• Tasks
1. Rewrite the discussion about Wire and Signal starting at "I hope we won't" and ending at "and less features.", replacing "trust" with "believe".
2. Extend the discussion about Wire and Signal from its last post onward.

• Passage shown
▽

@laufi Signal gehört auch einer US-Firma...
Und von den Messangern die Wert auf Sicherheit legen ist Wire noch relativ weit verbreitet.
Ein sicherer Messanger den keiner benutzt, hilft aber nicht.
Gut dass die Leute ein Auge auf Dienste wie Wire oder Signal haben, ich würde aber weder Signal noch Wire löschen.
@laufi This, among the arguments in the article itself, illustrate that while it’s nice having an open source client/server, if you can’t reasonably run the server portion yourself, you’ve no idea what’s actually running on the servers
@laufi at least I'll stop wondering whether to use Wire or Signal...
@engineering @laufi a good question to which I cannot provide an answer.
I am not in partisanship, but right now I do trust them on not keeping metadata, and as such don't have anything to provide when asked by the government. I also trust them to build the app they distribute on the store with the sources provided on github. Unchanged.
I hope we won't be let down by them.
Why do you say that they ignore their users? Genuinely curious.
Signal is LLC, funded by non-profit foundation. They are not opened towards community (don't allow 3rd party clients, no f-droid version), have compromised on security, and in the end, you have to trust them. Same as Wire. Only less metadata (if you trust they deployed the same server code as one on github) and less features.
To be clear, I use both apps, but trust no one
Also, non-US Wire users are under Swiss laws. All Signal users are under US laws. So, we need to wait and see if there will be some other changes for private users, current situation is still quite good for them
@laufi @rf I've seen some news about PrivateInternetAccess (very affordable VPN service) being sold to someone unscrupulous too.
as well as matrix and xmpp
I had the best results with signal, people did not like wire that much. Probably also a question of taste.
@Blort in the article it days: "A previous version of the policy (July 18, 2017) stated it would only share user data when required by law. Now (Updated September 1, 2018), it reads they will share user data when "necessary." What does necessary mean, and necessary to whom? Necessary to law enforcement, shareholders, or advertisers?"

△

[Stored data entries]
▽

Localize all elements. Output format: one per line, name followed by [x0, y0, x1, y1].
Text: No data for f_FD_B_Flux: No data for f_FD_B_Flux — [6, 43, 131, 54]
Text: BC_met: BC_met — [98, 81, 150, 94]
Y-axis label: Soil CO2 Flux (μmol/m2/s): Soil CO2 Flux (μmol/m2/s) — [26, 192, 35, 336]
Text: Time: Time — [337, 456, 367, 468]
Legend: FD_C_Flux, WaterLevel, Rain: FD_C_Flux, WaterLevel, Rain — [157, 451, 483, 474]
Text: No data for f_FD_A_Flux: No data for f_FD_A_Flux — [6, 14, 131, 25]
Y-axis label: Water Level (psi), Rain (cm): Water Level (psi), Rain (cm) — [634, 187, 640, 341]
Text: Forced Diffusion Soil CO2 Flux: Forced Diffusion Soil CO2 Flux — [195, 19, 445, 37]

△

• Responses by task
1.
I hope we won't be let down by them.
Why do you say that they ignore their users? Genuinely curious.
Signal is LLC, funded by non-profit foundation. They are not opened towards community (don't allow 3rd party clients, no f-droid version), have compromised on security, and in the end, you have to believe them. Same as Wire. Only less metadata (if you believe they deployed the same server code as one on github) and less features.

2.
@laufi, and how it affects end-to-end encryption? Hint: it does not affect.
Wire is the only messenger that has somehow good UX (which means it's easier to convince people to use it) and fully open-sourced code.
The problem with e2e encrypted messengers is metadata. And when I show people messengers they tend to like signal more because it has a simpler UI. It is also run by a nonprofit.
@laufi, if you consider metadata as an important part of privacy (which is good, because of most of the people miss), then why you miss the phone number issue?
I can't consider any messenger privacy-oriented till it forces me to have a smartphone with a sim card.
e.g. Wire does not even require you to have a smartphone, and you can register from desktop application just by email.
That is certainly an advantage of wire in terms if accessibility, but it is also a disadvantage for contact discovery. In terms of privacy it depends in whether you can get an unidentified phone number in your country. But i would aggree that signal is not the perfect choice for privacy.
Someone told me wire promised to open source their server software. Did that happen yet?
So they can store and keep data that you don't want them to have, but they can delete any data they prefer not to be seen?